Your goal> List all lines of the data that include the string "книги".

Data supplied>
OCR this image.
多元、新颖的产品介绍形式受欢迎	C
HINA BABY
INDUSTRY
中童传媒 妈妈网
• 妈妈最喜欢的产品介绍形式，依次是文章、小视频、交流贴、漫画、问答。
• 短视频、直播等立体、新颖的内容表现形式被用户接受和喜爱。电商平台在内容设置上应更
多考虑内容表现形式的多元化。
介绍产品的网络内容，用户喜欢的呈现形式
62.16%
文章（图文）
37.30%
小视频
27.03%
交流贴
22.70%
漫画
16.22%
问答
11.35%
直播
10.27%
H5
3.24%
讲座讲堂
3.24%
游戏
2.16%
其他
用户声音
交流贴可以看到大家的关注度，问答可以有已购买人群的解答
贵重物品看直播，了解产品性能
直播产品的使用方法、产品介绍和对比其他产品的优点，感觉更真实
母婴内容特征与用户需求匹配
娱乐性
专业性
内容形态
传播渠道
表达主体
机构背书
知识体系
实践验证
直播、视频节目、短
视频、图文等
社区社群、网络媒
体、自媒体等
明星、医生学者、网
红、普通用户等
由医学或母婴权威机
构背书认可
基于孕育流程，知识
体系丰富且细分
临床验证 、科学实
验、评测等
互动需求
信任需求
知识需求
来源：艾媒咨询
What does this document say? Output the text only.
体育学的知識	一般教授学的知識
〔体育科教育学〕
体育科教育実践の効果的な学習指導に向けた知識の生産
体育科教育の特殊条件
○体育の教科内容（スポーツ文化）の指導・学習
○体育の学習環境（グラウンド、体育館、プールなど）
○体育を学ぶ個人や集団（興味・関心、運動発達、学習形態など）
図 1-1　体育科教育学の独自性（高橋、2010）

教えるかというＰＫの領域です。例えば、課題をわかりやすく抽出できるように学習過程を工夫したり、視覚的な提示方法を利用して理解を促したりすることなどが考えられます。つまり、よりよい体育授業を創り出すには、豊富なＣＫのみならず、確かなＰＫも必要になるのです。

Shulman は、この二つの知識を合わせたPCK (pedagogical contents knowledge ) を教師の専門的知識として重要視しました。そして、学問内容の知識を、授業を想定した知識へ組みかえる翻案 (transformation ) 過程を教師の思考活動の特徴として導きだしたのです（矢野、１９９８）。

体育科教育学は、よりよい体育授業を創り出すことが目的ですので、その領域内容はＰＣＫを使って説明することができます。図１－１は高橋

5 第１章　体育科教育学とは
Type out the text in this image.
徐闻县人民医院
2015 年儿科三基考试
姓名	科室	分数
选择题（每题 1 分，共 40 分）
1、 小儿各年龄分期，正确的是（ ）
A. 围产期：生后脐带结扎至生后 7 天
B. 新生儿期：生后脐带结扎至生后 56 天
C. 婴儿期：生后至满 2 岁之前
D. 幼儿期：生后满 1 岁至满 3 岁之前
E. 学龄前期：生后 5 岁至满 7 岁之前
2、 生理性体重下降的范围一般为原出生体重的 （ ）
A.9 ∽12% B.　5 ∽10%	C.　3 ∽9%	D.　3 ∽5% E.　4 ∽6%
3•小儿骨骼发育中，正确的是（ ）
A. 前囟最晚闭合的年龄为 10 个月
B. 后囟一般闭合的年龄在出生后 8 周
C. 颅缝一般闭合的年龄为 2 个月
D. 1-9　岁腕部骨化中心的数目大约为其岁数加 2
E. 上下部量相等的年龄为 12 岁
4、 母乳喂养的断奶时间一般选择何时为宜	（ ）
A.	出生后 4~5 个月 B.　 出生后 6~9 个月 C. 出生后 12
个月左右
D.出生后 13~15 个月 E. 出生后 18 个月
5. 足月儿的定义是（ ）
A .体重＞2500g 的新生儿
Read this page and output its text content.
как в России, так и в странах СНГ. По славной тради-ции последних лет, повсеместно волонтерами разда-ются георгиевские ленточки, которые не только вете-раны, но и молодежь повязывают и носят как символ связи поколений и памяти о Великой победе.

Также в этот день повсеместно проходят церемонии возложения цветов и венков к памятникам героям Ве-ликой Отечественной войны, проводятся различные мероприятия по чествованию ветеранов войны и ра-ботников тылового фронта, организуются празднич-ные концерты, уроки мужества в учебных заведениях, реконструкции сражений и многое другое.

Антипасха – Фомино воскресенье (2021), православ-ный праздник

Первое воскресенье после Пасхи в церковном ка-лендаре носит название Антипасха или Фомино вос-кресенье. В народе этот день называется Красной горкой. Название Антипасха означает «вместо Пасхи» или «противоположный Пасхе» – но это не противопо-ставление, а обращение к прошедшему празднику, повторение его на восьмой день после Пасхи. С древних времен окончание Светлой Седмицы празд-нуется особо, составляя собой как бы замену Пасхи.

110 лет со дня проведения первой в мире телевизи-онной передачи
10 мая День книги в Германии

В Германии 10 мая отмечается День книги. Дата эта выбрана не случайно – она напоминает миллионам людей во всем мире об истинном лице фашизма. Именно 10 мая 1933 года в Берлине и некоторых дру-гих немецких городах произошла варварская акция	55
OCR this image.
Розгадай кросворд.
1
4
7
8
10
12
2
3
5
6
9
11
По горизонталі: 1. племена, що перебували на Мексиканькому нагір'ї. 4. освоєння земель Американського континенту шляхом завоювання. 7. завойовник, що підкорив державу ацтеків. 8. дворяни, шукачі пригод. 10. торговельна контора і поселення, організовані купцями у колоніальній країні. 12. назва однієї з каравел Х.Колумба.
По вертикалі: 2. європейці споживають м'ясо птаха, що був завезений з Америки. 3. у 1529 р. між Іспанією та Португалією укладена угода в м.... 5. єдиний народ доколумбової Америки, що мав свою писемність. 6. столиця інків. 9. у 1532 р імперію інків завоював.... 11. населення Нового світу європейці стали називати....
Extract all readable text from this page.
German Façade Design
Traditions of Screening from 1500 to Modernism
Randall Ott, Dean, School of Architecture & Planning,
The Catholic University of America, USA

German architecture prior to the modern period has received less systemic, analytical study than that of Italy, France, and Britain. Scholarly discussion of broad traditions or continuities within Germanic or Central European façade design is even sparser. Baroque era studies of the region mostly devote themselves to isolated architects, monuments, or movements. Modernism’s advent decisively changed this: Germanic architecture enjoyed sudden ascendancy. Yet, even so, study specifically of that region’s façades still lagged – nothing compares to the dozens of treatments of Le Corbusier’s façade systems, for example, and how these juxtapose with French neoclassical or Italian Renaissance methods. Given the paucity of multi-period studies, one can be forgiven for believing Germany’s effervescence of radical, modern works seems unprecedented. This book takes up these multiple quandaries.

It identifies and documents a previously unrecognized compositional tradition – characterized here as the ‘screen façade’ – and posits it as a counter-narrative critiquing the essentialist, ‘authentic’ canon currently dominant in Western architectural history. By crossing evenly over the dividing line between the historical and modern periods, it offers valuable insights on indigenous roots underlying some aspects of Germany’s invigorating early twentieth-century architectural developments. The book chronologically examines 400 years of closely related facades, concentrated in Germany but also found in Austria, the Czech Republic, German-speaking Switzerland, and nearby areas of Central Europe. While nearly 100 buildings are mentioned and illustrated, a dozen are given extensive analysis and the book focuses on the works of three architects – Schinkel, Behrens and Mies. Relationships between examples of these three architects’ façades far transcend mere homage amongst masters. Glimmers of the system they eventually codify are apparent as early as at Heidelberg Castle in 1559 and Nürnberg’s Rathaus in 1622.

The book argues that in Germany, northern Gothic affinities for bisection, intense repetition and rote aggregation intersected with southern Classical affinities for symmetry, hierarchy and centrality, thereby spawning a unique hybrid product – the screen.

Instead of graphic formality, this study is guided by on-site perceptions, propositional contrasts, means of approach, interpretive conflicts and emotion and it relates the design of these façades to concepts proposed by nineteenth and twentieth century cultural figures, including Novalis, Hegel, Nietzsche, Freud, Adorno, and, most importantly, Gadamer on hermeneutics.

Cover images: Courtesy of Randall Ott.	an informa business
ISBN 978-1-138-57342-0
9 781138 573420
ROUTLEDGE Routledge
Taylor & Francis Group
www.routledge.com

Full solution>
10 мая День книги в Германии
В Германии 10 мая отмечается День книги. Дата эта выбрана не случайно – она напоминает миллионам людей во всем мире об истинном лице фашизма. Именно 10 мая 1933 года в Берлине и некоторых дру-гих немецких городах произошла варварская акция	55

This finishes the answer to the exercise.